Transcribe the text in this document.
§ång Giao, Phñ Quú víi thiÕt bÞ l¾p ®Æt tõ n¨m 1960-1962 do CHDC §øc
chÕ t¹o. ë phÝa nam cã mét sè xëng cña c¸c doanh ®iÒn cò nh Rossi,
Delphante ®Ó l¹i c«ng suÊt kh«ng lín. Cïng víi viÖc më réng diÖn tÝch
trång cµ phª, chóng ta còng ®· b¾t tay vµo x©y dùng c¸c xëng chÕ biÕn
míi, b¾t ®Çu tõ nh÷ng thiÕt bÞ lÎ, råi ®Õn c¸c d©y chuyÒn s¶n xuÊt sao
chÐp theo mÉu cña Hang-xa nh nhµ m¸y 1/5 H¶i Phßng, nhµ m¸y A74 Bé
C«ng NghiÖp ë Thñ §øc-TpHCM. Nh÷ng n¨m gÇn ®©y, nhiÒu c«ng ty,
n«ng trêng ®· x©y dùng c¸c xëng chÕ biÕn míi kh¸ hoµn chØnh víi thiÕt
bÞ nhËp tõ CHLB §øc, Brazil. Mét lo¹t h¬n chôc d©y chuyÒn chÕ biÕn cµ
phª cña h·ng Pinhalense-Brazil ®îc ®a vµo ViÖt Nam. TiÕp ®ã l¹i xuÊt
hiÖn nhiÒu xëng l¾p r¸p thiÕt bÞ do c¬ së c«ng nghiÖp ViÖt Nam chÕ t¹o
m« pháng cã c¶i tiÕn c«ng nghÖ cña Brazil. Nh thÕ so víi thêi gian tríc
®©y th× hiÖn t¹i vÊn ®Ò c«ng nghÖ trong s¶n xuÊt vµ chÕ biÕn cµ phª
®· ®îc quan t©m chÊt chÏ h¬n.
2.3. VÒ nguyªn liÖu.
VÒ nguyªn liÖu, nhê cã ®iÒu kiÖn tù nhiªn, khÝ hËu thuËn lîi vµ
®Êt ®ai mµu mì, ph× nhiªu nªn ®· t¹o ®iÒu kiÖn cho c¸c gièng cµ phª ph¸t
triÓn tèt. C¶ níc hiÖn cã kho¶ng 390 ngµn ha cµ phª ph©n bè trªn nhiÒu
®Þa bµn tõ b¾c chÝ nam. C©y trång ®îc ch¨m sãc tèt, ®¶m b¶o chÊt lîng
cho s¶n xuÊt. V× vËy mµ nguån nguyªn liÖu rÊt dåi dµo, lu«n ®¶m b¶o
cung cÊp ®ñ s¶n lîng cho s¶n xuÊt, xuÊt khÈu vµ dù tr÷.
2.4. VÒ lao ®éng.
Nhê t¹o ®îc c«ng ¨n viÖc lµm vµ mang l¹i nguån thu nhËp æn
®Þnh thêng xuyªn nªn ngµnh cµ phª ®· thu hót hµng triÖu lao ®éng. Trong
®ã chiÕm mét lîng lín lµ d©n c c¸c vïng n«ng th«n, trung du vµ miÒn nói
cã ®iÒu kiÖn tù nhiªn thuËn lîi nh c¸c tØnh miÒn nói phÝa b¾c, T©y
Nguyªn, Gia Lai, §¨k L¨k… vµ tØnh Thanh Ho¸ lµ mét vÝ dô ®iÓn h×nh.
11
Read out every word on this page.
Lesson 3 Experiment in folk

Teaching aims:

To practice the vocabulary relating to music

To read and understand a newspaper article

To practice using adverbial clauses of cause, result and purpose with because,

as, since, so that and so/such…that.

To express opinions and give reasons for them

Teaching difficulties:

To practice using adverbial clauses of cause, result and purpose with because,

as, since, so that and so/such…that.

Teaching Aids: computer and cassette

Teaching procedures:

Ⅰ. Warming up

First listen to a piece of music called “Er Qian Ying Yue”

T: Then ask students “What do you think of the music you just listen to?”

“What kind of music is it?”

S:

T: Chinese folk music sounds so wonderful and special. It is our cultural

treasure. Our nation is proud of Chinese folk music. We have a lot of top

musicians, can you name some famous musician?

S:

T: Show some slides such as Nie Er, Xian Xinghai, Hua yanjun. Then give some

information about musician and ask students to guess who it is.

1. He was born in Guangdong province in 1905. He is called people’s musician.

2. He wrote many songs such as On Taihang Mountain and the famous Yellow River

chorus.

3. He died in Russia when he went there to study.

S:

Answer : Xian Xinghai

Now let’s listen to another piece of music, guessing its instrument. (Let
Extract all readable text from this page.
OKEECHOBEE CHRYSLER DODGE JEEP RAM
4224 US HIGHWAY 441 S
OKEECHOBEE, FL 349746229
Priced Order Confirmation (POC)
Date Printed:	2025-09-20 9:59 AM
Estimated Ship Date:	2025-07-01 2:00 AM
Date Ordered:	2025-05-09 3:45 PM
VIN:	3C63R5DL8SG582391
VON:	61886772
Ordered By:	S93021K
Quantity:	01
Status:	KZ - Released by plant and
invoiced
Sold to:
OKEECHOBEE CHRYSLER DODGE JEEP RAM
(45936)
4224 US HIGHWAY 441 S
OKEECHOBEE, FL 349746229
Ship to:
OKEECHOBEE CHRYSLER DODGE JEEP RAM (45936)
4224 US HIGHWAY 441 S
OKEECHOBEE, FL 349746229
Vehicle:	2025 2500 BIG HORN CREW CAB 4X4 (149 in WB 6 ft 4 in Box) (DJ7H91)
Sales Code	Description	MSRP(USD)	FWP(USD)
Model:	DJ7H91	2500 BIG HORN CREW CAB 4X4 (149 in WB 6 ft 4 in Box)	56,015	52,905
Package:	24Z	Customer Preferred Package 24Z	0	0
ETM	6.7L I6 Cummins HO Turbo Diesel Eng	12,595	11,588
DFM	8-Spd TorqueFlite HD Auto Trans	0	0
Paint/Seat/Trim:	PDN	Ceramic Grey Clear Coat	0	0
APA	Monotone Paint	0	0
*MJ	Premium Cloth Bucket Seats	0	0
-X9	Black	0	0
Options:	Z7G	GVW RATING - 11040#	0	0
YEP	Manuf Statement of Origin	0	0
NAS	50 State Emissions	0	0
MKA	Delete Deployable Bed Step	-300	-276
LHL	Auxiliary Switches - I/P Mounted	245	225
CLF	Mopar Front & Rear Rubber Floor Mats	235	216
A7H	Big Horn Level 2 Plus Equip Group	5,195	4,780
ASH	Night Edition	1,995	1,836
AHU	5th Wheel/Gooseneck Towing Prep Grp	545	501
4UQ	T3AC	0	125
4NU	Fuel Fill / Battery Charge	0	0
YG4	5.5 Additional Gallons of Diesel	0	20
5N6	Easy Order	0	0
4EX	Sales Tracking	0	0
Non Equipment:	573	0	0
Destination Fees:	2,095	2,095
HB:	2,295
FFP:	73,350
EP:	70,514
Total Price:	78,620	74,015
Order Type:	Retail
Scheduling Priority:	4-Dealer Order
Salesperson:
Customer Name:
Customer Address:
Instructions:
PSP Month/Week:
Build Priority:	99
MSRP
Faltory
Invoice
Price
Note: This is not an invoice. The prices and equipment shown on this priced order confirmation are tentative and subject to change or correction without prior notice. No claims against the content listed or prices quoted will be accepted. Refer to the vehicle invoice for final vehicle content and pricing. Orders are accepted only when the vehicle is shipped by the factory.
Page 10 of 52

• Short problem: Where a line in the entries holds the word "listen", copy that line.

• Solution for this exercise:
First listen to a piece of music called “Er Qian Ying Yue”
T: Then ask students “What do you think of the music you just listen to?”
Now let’s listen to another piece of music, guessing its instrument. (Let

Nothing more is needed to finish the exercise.